DATA FOR THE TASK:
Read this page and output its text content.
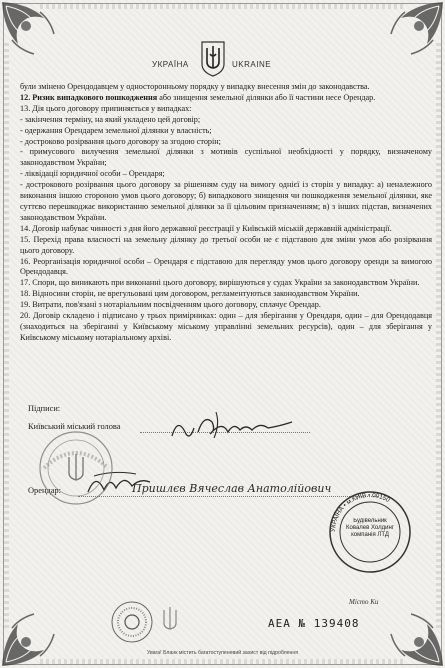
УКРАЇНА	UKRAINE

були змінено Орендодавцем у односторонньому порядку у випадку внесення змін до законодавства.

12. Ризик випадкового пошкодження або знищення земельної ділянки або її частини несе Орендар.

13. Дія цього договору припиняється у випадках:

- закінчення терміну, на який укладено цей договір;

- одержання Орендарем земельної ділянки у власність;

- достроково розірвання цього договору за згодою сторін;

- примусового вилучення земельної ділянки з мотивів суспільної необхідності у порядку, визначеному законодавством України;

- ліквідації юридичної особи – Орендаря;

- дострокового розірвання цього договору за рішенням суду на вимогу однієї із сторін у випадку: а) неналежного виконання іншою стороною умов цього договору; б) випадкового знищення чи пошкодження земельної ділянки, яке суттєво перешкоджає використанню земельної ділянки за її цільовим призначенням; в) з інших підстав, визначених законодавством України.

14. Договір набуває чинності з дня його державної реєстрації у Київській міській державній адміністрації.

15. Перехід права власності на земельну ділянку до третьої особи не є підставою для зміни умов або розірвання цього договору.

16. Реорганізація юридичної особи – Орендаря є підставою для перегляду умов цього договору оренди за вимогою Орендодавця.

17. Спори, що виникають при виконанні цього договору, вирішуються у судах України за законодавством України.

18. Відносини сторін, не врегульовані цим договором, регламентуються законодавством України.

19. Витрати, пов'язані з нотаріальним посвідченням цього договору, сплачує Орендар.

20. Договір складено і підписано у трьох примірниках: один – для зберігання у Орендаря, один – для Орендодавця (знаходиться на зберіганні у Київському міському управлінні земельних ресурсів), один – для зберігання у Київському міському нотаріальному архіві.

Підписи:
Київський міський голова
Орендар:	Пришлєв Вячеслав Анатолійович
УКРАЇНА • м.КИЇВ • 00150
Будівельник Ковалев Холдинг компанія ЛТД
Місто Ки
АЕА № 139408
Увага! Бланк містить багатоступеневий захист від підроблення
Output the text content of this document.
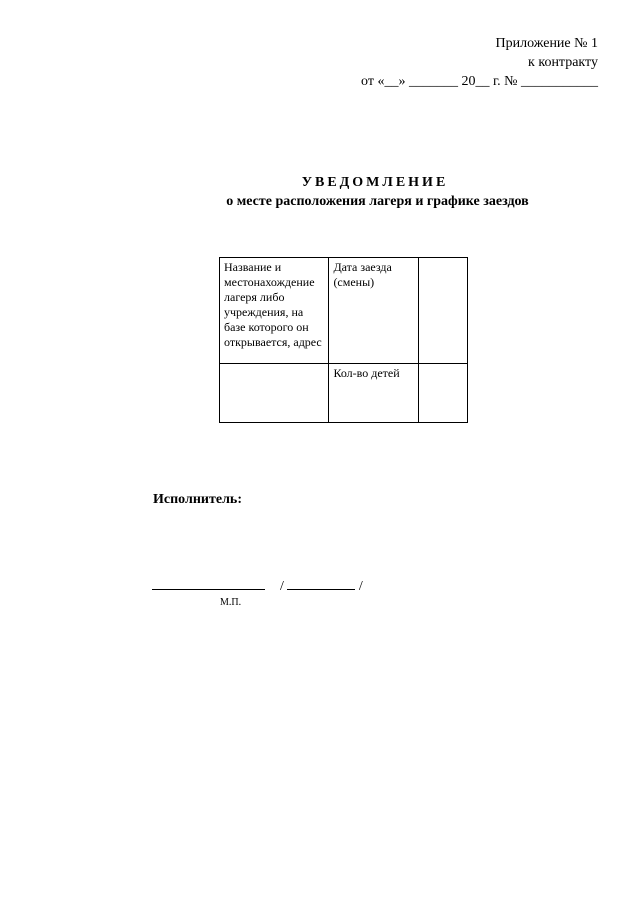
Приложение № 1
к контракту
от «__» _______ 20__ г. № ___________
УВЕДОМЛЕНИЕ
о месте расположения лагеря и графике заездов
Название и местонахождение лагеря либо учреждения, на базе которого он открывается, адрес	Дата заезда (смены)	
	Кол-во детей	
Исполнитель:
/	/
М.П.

SET PROBLEM: Collect the complete line wherever the string "особи" appears in the records.

ANSWER:
- ліквідації юридичної особи – Орендаря;
15. Перехід права власності на земельну ділянку до третьої особи не є підставою для зміни умов або розірвання цього договору.
16. Реорганізація юридичної особи – Орендаря є підставою для перегляду умов цього договору оренди за вимогою Орендодавця.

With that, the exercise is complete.